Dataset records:
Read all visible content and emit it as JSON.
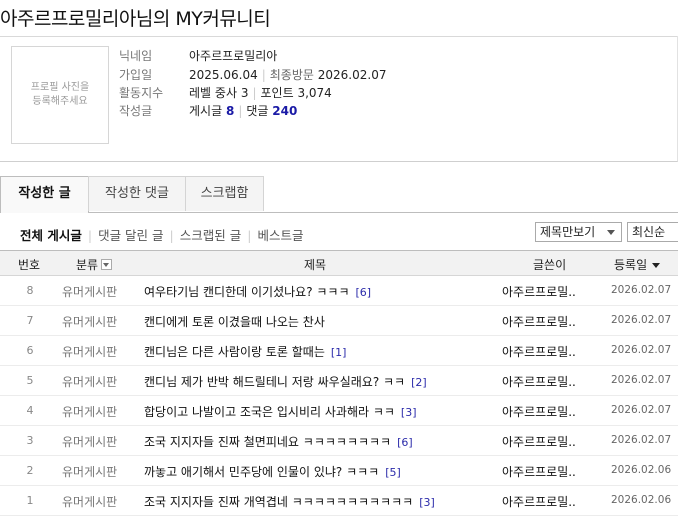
{
  "page_title": "아주르프로밀리아님의 MY커뮤니티",
  "profile": {
    "photo_placeholder": "프로필 사진을\n등록해주세요",
    "nickname_label": "닉네임",
    "nickname": "아주르프로밀리아",
    "joined_label": "가입일",
    "joined": "2025.06.04",
    "last_visit_label": "최종방문",
    "last_visit": "2026.02.07",
    "activity_label": "활동지수",
    "level_label": "레벨",
    "level_value": "중사 3",
    "points_label": "포인트",
    "points_value": "3,074",
    "written_label": "작성글",
    "posts_label": "게시글",
    "posts_count": "8",
    "comments_label": "댓글",
    "comments_count": "240"
  },
  "tabs": [
    {
      "label": "작성한 글",
      "active": true
    },
    {
      "label": "작성한 댓글",
      "active": false
    },
    {
      "label": "스크랩함",
      "active": false
    }
  ],
  "subnav": [
    {
      "label": "전체 게시글",
      "active": true
    },
    {
      "label": "댓글 달린 글",
      "active": false
    },
    {
      "label": "스크랩된 글",
      "active": false
    },
    {
      "label": "베스트글",
      "active": false
    }
  ],
  "filters": {
    "view_mode": "제목만보기",
    "sort": "최신순"
  },
  "table": {
    "headers": {
      "num": "번호",
      "category": "분류",
      "title": "제목",
      "author": "글쓴이",
      "date": "등록일"
    },
    "rows": [
      {
        "num": "8",
        "category": "유머게시판",
        "title": "여우타기님 캔디한데 이기셨나요? ㅋㅋㅋ",
        "comments": "[6]",
        "author": "아주르프로밀..",
        "date": "2026.02.07"
      },
      {
        "num": "7",
        "category": "유머게시판",
        "title": "캔디에게 토론 이겼을때 나오는 찬사",
        "comments": "",
        "author": "아주르프로밀..",
        "date": "2026.02.07"
      },
      {
        "num": "6",
        "category": "유머게시판",
        "title": "캔디님은 다른 사람이랑 토론 할때는",
        "comments": "[1]",
        "author": "아주르프로밀..",
        "date": "2026.02.07"
      },
      {
        "num": "5",
        "category": "유머게시판",
        "title": "캔디님 제가 반박 해드릴테니 저랑 싸우실래요? ㅋㅋ",
        "comments": "[2]",
        "author": "아주르프로밀..",
        "date": "2026.02.07"
      },
      {
        "num": "4",
        "category": "유머게시판",
        "title": "합당이고 나발이고 조국은 입시비리 사과해라 ㅋㅋ",
        "comments": "[3]",
        "author": "아주르프로밀..",
        "date": "2026.02.07"
      },
      {
        "num": "3",
        "category": "유머게시판",
        "title": "조국 지지자들 진짜 철면피네요 ㅋㅋㅋㅋㅋㅋㅋㅋ",
        "comments": "[6]",
        "author": "아주르프로밀..",
        "date": "2026.02.07"
      },
      {
        "num": "2",
        "category": "유머게시판",
        "title": "까놓고 애기해서 민주당에 인물이 있냐? ㅋㅋㅋ",
        "comments": "[5]",
        "author": "아주르프로밀..",
        "date": "2026.02.06"
      },
      {
        "num": "1",
        "category": "유머게시판",
        "title": "조국 지지자들 진짜 개역겹네 ㅋㅋㅋㅋㅋㅋㅋㅋㅋㅋㅋ",
        "comments": "[3]",
        "author": "아주르프로밀..",
        "date": "2026.02.06"
      }
    ]
  }
}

== YOUR GOAL ==
Exclude the pictures, and transcribe all of the material exactly.

== EXERCISE RESPONSE ==
Read all visible content and emit it as JSON.
{
  "page_title": "아주르프로밀리아님의 MY커뮤니티",
  "profile": {
    "photo_placeholder": "프로필 사진을\n등록해주세요",
    "nickname_label": "닉네임",
    "nickname": "아주르프로밀리아",
    "joined_label": "가입일",
    "joined": "2025.06.04",
    "last_visit_label": "최종방문",
    "last_visit": "2026.02.07",
    "activity_label": "활동지수",
    "level_label": "레벨",
    "level_value": "중사 3",
    "points_label": "포인트",
    "points_value": "3,074",
    "written_label": "작성글",
    "posts_label": "게시글",
    "posts_count": "8",
    "comments_label": "댓글",
    "comments_count": "240"
  },
  "tabs": [
    {
      "label": "작성한 글",
      "active": true
    },
    {
      "label": "작성한 댓글",
      "active": false
    },
    {
      "label": "스크랩함",
      "active": false
    }
  ],
  "subnav": [
    {
      "label": "전체 게시글",
      "active": true
    },
    {
      "label": "댓글 달린 글",
      "active": false
    },
    {
      "label": "스크랩된 글",
      "active": false
    },
    {
      "label": "베스트글",
      "active": false
    }
  ],
  "filters": {
    "view_mode": "제목만보기",
    "sort": "최신순"
  },
  "table": {
    "headers": {
      "num": "번호",
      "category": "분류",
      "title": "제목",
      "author": "글쓴이",
      "date": "등록일"
    },
    "rows": [
      {
        "num": "8",
        "category": "유머게시판",
        "title": "여우타기님 캔디한데 이기셨나요? ㅋㅋㅋ",
        "comments": "[6]",
        "author": "아주르프로밀..",
        "date": "2026.02.07"
      },
      {
        "num": "7",
        "category": "유머게시판",
        "title": "캔디에게 토론 이겼을때 나오는 찬사",
        "comments": "",
        "author": "아주르프로밀..",
        "date": "2026.02.07"
      },
      {
        "num": "6",
        "category": "유머게시판",
        "title": "캔디님은 다른 사람이랑 토론 할때는",
        "comments": "[1]",
        "author": "아주르프로밀..",
        "date": "2026.02.07"
      },
      {
        "num": "5",
        "category": "유머게시판",
        "title": "캔디님 제가 반박 해드릴테니 저랑 싸우실래요? ㅋㅋ",
        "comments": "[2]",
        "author": "아주르프로밀..",
        "date": "2026.02.07"
      },
      {
        "num": "4",
        "category": "유머게시판",
        "title": "합당이고 나발이고 조국은 입시비리 사과해라 ㅋㅋ",
        "comments": "[3]",
        "author": "아주르프로밀..",
        "date": "2026.02.07"
      },
      {
        "num": "3",
        "category": "유머게시판",
        "title": "조국 지지자들 진짜 철면피네요 ㅋㅋㅋㅋㅋㅋㅋㅋ",
        "comments": "[6]",
        "author": "아주르프로밀..",
        "date": "2026.02.07"
      },
      {
        "num": "2",
        "category": "유머게시판",
        "title": "까놓고 애기해서 민주당에 인물이 있냐? ㅋㅋㅋ",
        "comments": "[5]",
        "author": "아주르프로밀..",
        "date": "2026.02.06"
      },
      {
        "num": "1",
        "category": "유머게시판",
        "title": "조국 지지자들 진짜 개역겹네 ㅋㅋㅋㅋㅋㅋㅋㅋㅋㅋㅋ",
        "comments": "[3]",
        "author": "아주르프로밀..",
        "date": "2026.02.06"
      }
    ]
  }
}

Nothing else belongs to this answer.